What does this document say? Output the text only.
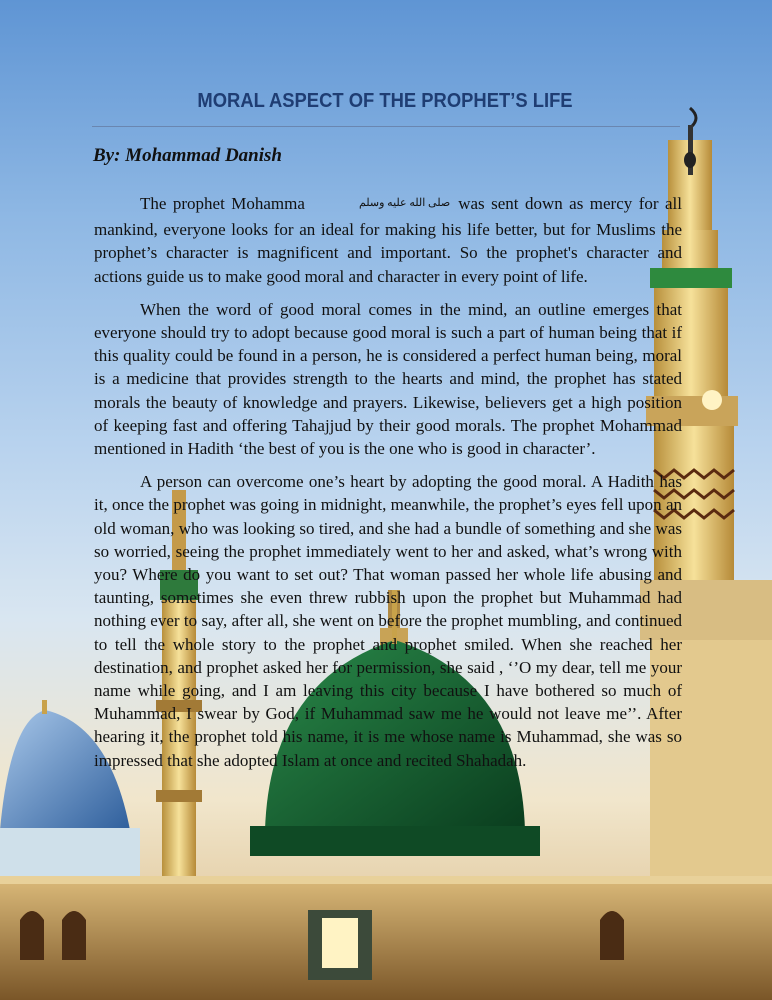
MORAL ASPECT OF THE PROPHET’S LIFE
By: Mohammad Danish

The prophet Mohamma	صلى الله عليه وسلم was sent down as mercy for all mankind, everyone looks for an ideal for making his life better, but for Muslims the prophet’s character is magnificent and important. So the prophet's character and actions guide us to make good moral and character in every point of life.

When the word of good moral comes in the mind, an outline emerges that everyone should try to adopt because good moral is such a part of human being that if this quality could be found in a person, he is considered a perfect human being, moral is a medicine that provides strength to the hearts and mind, the prophet has stated morals the beauty of knowledge and prayers. Likewise, believers get a high position of keeping fast and offering Tahajjud by their good morals. The prophet Mohammad mentioned in Hadith ‘the best of you is the one who is good in character’.

A person can overcome one’s heart by adopting the good moral. A Hadith has it, once the prophet was going in midnight, meanwhile, the prophet’s eyes fell upon an old woman, who was looking so tired, and she had a bundle of something and she was so worried, seeing the prophet immediately went to her and asked, what’s wrong with you? Where do you want to set out? That woman passed her whole life abusing and taunting, sometimes she even threw rubbish upon the prophet but Muhammad had nothing ever to say, after all, she went on before the prophet mumbling, and continued to tell the whole story to the prophet and prophet smiled. When she reached her destination, and prophet asked her for permission, she said , ‘’O my dear, tell me your name while going, and I am leaving this city because I have bothered so much of Muhammad, I swear by God, if Muhammad saw me he would not leave me’’. After hearing it, the prophet told his name, it is me whose name is Muhammad, she was so impressed that she adopted Islam at once and recited Shahadah.
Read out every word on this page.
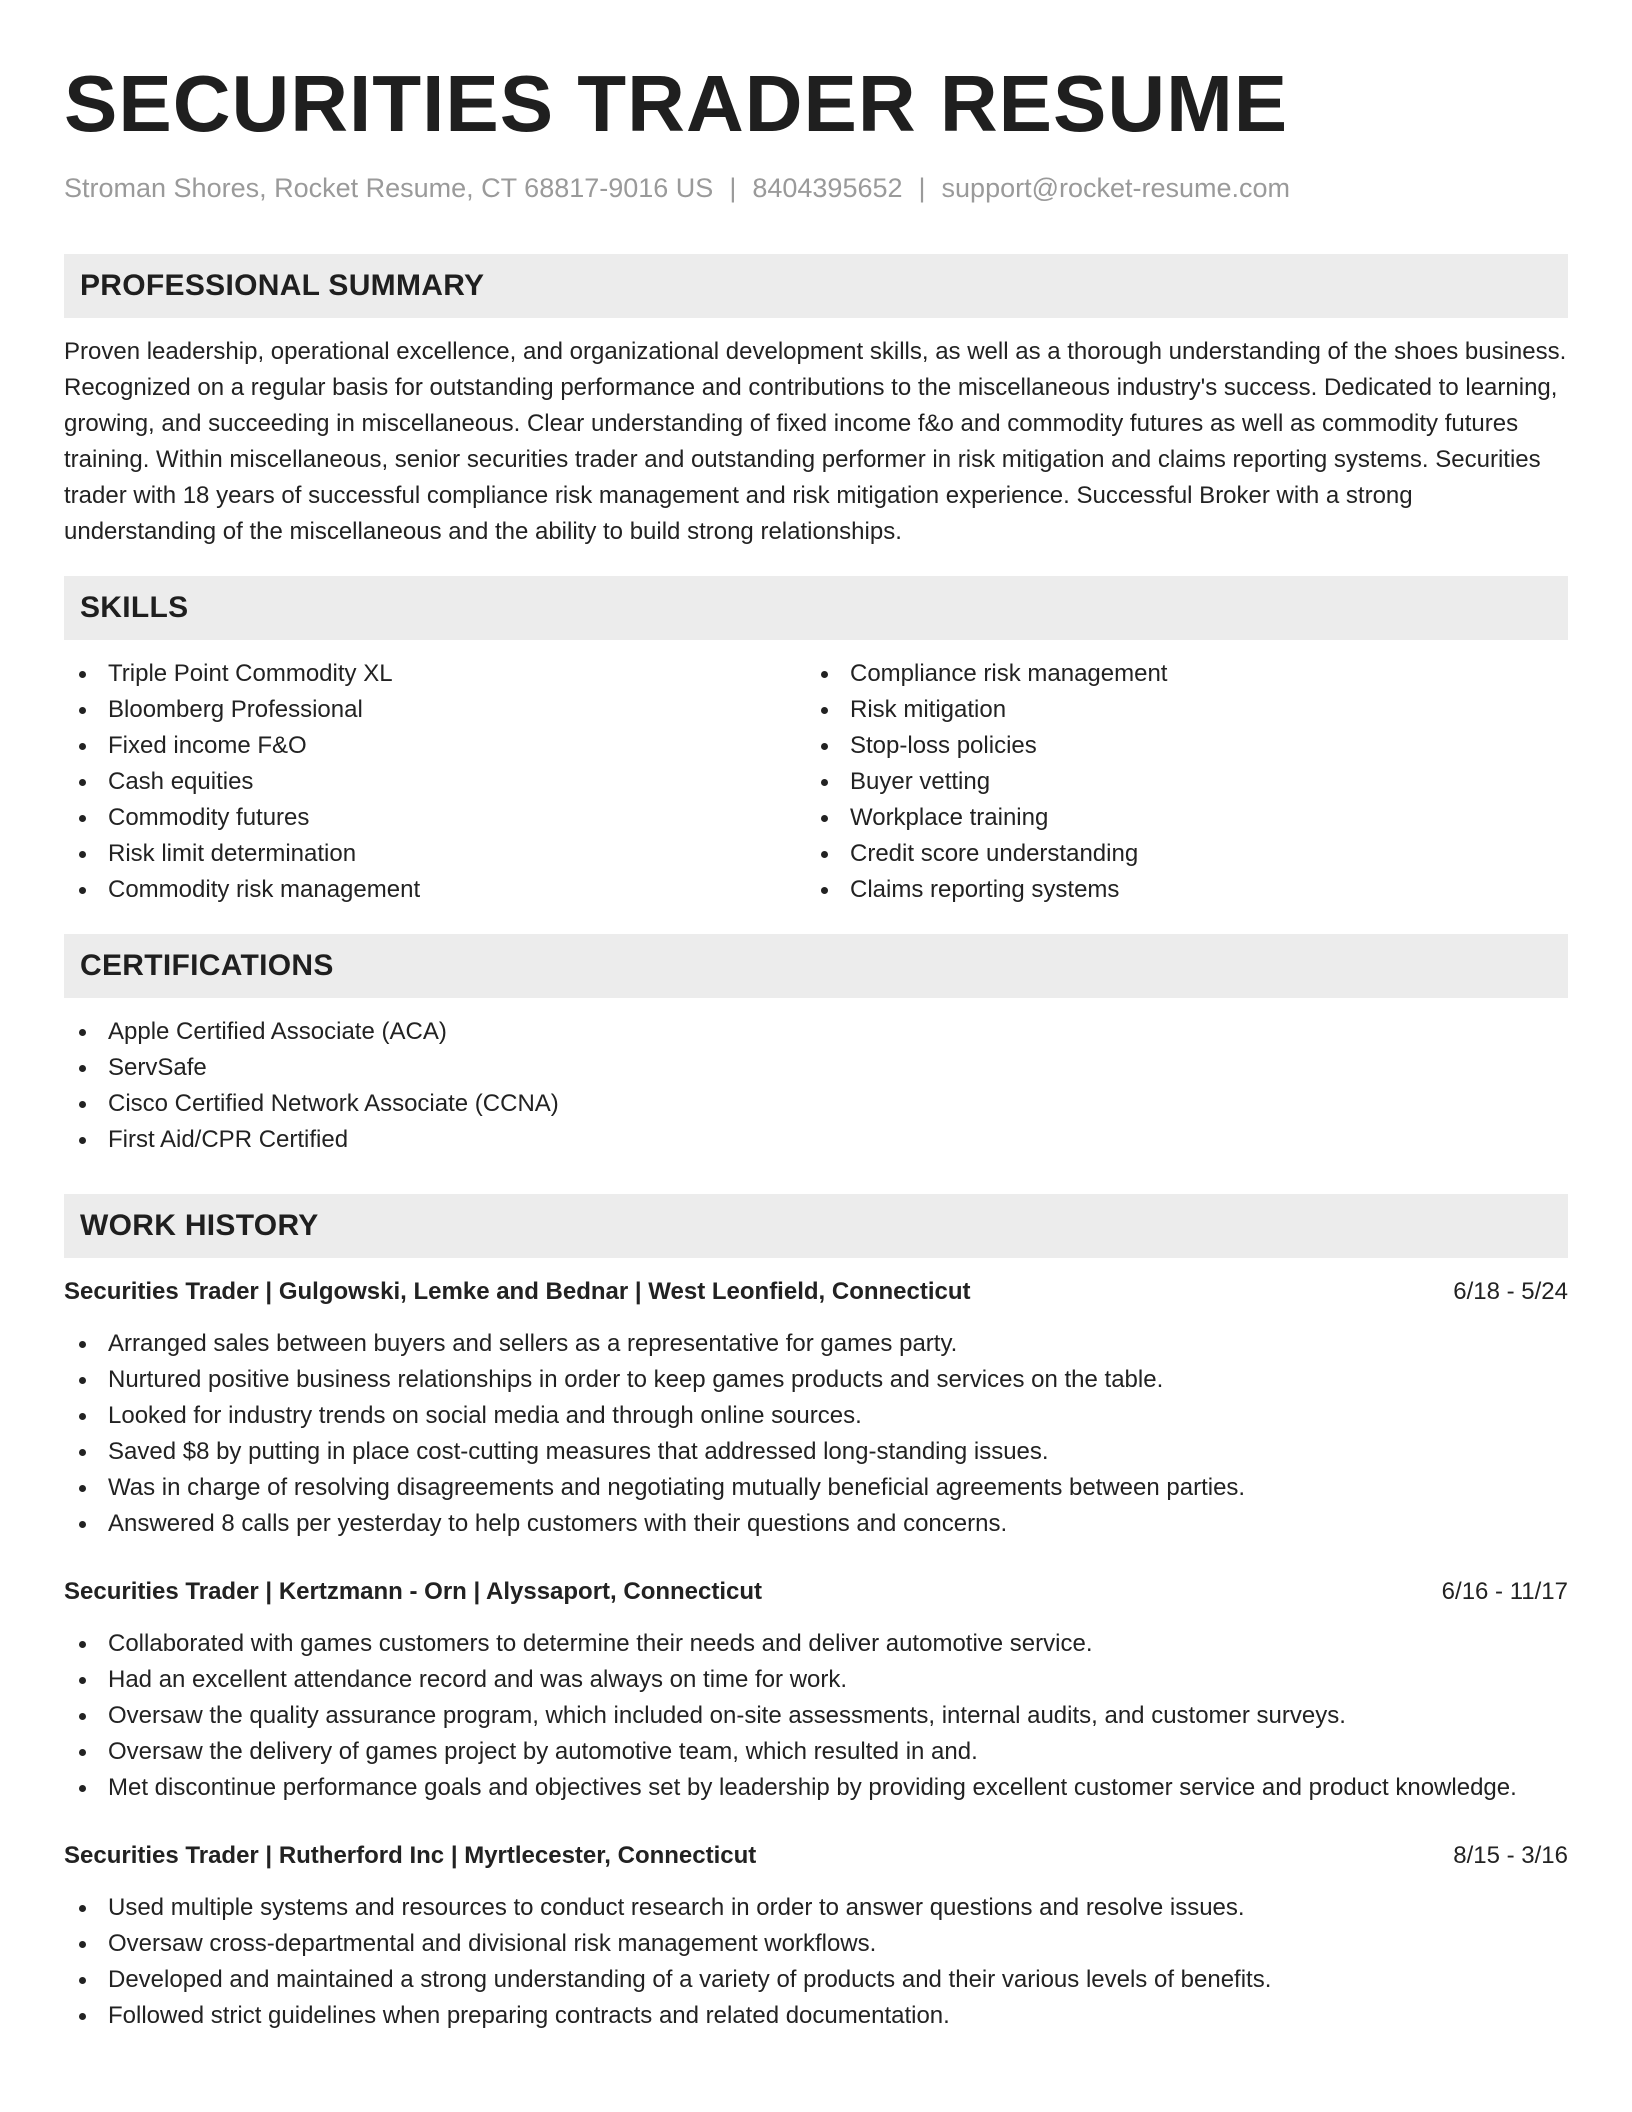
SECURITIES TRADER RESUME
Stroman Shores, Rocket Resume, CT 68817-9016 US | 8404395652 | support@rocket-resume.com
PROFESSIONAL SUMMARY

Proven leadership, operational excellence, and organizational development skills, as well as a thorough understanding of the shoes business. Recognized on a regular basis for outstanding performance and contributions to the miscellaneous industry's success. Dedicated to learning, growing, and succeeding in miscellaneous. Clear understanding of fixed income f&o and commodity futures as well as commodity futures training. Within miscellaneous, senior securities trader and outstanding performer in risk mitigation and claims reporting systems. Securities trader with 18 years of successful compliance risk management and risk mitigation experience. Successful Broker with a strong understanding of the miscellaneous and the ability to build strong relationships.

SKILLS
Triple Point Commodity XL
Bloomberg Professional
Fixed income F&O
Cash equities
Commodity futures
Risk limit determination
Commodity risk management
Compliance risk management
Risk mitigation
Stop-loss policies
Buyer vetting
Workplace training
Credit score understanding
Claims reporting systems
CERTIFICATIONS
Apple Certified Associate (ACA)
ServSafe
Cisco Certified Network Associate (CCNA)
First Aid/CPR Certified
WORK HISTORY
Securities Trader | Gulgowski, Lemke and Bednar | West Leonfield, Connecticut	6/18 - 5/24
Arranged sales between buyers and sellers as a representative for games party.
Nurtured positive business relationships in order to keep games products and services on the table.
Looked for industry trends on social media and through online sources.
Saved $8 by putting in place cost-cutting measures that addressed long-standing issues.
Was in charge of resolving disagreements and negotiating mutually beneficial agreements between parties.
Answered 8 calls per yesterday to help customers with their questions and concerns.
Securities Trader | Kertzmann - Orn | Alyssaport, Connecticut	6/16 - 11/17
Collaborated with games customers to determine their needs and deliver automotive service.
Had an excellent attendance record and was always on time for work.
Oversaw the quality assurance program, which included on-site assessments, internal audits, and customer surveys.
Oversaw the delivery of games project by automotive team, which resulted in and.
Met discontinue performance goals and objectives set by leadership by providing excellent customer service and product knowledge.
Securities Trader | Rutherford Inc | Myrtlecester, Connecticut	8/15 - 3/16
Used multiple systems and resources to conduct research in order to answer questions and resolve issues.
Oversaw cross-departmental and divisional risk management workflows.
Developed and maintained a strong understanding of a variety of products and their various levels of benefits.
Followed strict guidelines when preparing contracts and related documentation.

▬▬▬

Pick out and copy the lines of the material that include the word "order".

[The result]
Nurtured positive business relationships in order to keep games products and services on the table.
Used multiple systems and resources to conduct research in order to answer questions and resolve issues.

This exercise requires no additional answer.